── STORED ROWS
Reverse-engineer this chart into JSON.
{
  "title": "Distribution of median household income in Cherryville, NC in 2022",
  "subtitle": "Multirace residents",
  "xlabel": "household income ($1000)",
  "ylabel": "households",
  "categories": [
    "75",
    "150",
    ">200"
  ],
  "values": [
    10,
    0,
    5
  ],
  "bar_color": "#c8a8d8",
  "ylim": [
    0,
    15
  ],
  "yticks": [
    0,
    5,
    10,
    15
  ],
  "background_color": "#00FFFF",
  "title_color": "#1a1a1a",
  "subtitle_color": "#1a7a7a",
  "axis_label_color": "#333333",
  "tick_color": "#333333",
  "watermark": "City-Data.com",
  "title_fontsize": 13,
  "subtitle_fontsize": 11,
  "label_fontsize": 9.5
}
────
── STORED ROWS
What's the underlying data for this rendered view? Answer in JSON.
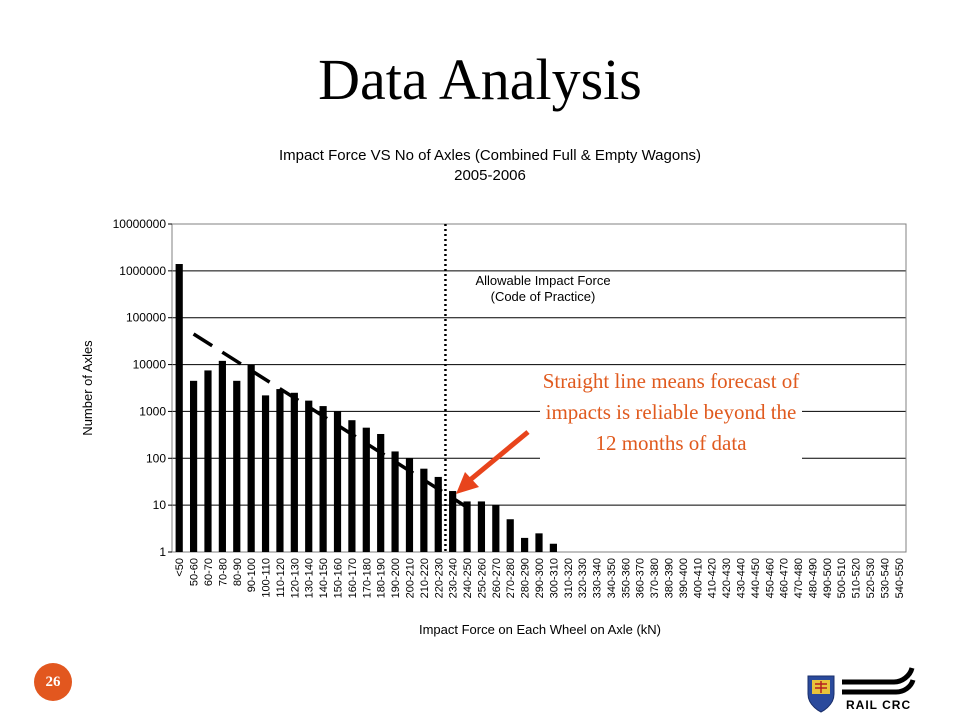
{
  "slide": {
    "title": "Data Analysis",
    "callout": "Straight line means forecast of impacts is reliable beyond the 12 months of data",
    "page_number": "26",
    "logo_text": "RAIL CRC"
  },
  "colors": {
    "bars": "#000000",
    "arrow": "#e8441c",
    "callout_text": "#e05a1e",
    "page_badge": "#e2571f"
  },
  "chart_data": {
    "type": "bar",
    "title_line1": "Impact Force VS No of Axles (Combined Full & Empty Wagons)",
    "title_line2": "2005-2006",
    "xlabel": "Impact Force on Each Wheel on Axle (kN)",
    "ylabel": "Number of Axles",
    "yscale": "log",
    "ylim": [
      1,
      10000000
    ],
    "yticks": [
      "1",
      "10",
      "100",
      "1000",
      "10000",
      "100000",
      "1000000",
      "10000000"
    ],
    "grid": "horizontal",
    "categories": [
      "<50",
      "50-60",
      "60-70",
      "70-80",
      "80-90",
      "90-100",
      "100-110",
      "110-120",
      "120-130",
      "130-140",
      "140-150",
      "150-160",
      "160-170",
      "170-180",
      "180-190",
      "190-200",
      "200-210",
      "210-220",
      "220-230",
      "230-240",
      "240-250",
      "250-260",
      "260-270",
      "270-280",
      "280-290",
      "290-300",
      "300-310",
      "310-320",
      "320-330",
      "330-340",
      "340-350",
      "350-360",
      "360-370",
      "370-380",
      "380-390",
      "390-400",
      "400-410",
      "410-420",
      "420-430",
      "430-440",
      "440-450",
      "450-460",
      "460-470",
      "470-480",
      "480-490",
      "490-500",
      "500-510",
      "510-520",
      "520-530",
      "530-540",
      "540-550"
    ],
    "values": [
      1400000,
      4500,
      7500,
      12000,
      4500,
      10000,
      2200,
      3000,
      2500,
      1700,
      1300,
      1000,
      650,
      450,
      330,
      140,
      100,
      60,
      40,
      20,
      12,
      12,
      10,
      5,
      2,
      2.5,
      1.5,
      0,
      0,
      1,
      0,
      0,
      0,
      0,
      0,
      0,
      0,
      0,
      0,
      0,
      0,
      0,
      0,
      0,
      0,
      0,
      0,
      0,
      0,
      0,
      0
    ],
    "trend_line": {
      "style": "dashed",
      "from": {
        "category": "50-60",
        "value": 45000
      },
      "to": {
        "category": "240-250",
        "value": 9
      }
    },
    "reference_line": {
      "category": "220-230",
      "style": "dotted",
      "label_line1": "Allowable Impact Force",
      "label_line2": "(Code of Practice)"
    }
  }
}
────
# TASK DIRECTIONS
Scan the data for the word "this" and copy every line where it shows up.

# REPLY
Reverse-engineer this chart into JSON.
What's the underlying data for this rendered view? Answer in JSON.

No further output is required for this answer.